Collected data:
######

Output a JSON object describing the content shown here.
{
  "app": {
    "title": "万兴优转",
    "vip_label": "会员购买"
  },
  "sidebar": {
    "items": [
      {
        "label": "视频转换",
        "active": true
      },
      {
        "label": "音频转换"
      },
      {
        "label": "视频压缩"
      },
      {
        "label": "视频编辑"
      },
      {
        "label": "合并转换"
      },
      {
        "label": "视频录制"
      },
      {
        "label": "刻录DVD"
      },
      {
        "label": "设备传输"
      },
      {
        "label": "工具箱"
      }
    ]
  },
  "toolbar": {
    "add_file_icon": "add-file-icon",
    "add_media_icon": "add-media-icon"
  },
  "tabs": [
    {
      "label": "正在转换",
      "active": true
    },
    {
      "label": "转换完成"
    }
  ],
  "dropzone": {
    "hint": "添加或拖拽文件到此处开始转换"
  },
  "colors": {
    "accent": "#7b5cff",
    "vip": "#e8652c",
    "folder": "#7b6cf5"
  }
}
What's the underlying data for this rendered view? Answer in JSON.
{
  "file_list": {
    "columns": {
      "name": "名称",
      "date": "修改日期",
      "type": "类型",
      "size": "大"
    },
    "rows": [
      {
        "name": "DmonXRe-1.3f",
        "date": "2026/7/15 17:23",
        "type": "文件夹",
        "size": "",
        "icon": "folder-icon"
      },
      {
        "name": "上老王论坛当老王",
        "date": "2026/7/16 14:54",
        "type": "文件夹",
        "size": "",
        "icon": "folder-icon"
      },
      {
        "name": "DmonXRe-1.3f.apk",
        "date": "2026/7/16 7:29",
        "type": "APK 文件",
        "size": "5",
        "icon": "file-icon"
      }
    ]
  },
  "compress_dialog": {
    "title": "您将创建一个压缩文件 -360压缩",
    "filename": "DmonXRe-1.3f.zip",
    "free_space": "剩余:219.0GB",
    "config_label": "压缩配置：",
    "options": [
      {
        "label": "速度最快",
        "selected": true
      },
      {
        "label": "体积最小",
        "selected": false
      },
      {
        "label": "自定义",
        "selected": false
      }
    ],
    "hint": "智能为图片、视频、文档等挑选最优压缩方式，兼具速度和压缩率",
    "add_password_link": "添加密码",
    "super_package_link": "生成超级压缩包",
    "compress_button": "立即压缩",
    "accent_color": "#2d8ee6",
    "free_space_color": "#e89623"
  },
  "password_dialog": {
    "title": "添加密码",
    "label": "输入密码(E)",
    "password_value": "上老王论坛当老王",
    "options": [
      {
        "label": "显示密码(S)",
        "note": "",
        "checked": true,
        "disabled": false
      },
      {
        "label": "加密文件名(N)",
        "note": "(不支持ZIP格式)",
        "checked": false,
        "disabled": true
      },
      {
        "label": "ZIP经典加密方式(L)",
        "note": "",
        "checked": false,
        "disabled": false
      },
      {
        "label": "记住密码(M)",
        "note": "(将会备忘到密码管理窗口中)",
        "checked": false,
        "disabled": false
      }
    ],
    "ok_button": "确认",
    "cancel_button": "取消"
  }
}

######

STATED TASK: Write out the full listing, keeping every line exactly as it is.

SOLUTION:
Output a JSON object describing the content shown here.
{
  "app": {
    "title": "万兴优转",
    "vip_label": "会员购买"
  },
  "sidebar": {
    "items": [
      {
        "label": "视频转换",
        "active": true
      },
      {
        "label": "音频转换"
      },
      {
        "label": "视频压缩"
      },
      {
        "label": "视频编辑"
      },
      {
        "label": "合并转换"
      },
      {
        "label": "视频录制"
      },
      {
        "label": "刻录DVD"
      },
      {
        "label": "设备传输"
      },
      {
        "label": "工具箱"
      }
    ]
  },
  "toolbar": {
    "add_file_icon": "add-file-icon",
    "add_media_icon": "add-media-icon"
  },
  "tabs": [
    {
      "label": "正在转换",
      "active": true
    },
    {
      "label": "转换完成"
    }
  ],
  "dropzone": {
    "hint": "添加或拖拽文件到此处开始转换"
  },
  "colors": {
    "accent": "#7b5cff",
    "vip": "#e8652c",
    "folder": "#7b6cf5"
  }
}
What's the underlying data for this rendered view? Answer in JSON.
{
  "file_list": {
    "columns": {
      "name": "名称",
      "date": "修改日期",
      "type": "类型",
      "size": "大"
    },
    "rows": [
      {
        "name": "DmonXRe-1.3f",
        "date": "2026/7/15 17:23",
        "type": "文件夹",
        "size": "",
        "icon": "folder-icon"
      },
      {
        "name": "上老王论坛当老王",
        "date": "2026/7/16 14:54",
        "type": "文件夹",
        "size": "",
        "icon": "folder-icon"
      },
      {
        "name": "DmonXRe-1.3f.apk",
        "date": "2026/7/16 7:29",
        "type": "APK 文件",
        "size": "5",
        "icon": "file-icon"
      }
    ]
  },
  "compress_dialog": {
    "title": "您将创建一个压缩文件 -360压缩",
    "filename": "DmonXRe-1.3f.zip",
    "free_space": "剩余:219.0GB",
    "config_label": "压缩配置：",
    "options": [
      {
        "label": "速度最快",
        "selected": true
      },
      {
        "label": "体积最小",
        "selected": false
      },
      {
        "label": "自定义",
        "selected": false
      }
    ],
    "hint": "智能为图片、视频、文档等挑选最优压缩方式，兼具速度和压缩率",
    "add_password_link": "添加密码",
    "super_package_link": "生成超级压缩包",
    "compress_button": "立即压缩",
    "accent_color": "#2d8ee6",
    "free_space_color": "#e89623"
  },
  "password_dialog": {
    "title": "添加密码",
    "label": "输入密码(E)",
    "password_value": "上老王论坛当老王",
    "options": [
      {
        "label": "显示密码(S)",
        "note": "",
        "checked": true,
        "disabled": false
      },
      {
        "label": "加密文件名(N)",
        "note": "(不支持ZIP格式)",
        "checked": false,
        "disabled": true
      },
      {
        "label": "ZIP经典加密方式(L)",
        "note": "",
        "checked": false,
        "disabled": false
      },
      {
        "label": "记住密码(M)",
        "note": "(将会备忘到密码管理窗口中)",
        "checked": false,
        "disabled": false
      }
    ],
    "ok_button": "确认",
    "cancel_button": "取消"
  }
}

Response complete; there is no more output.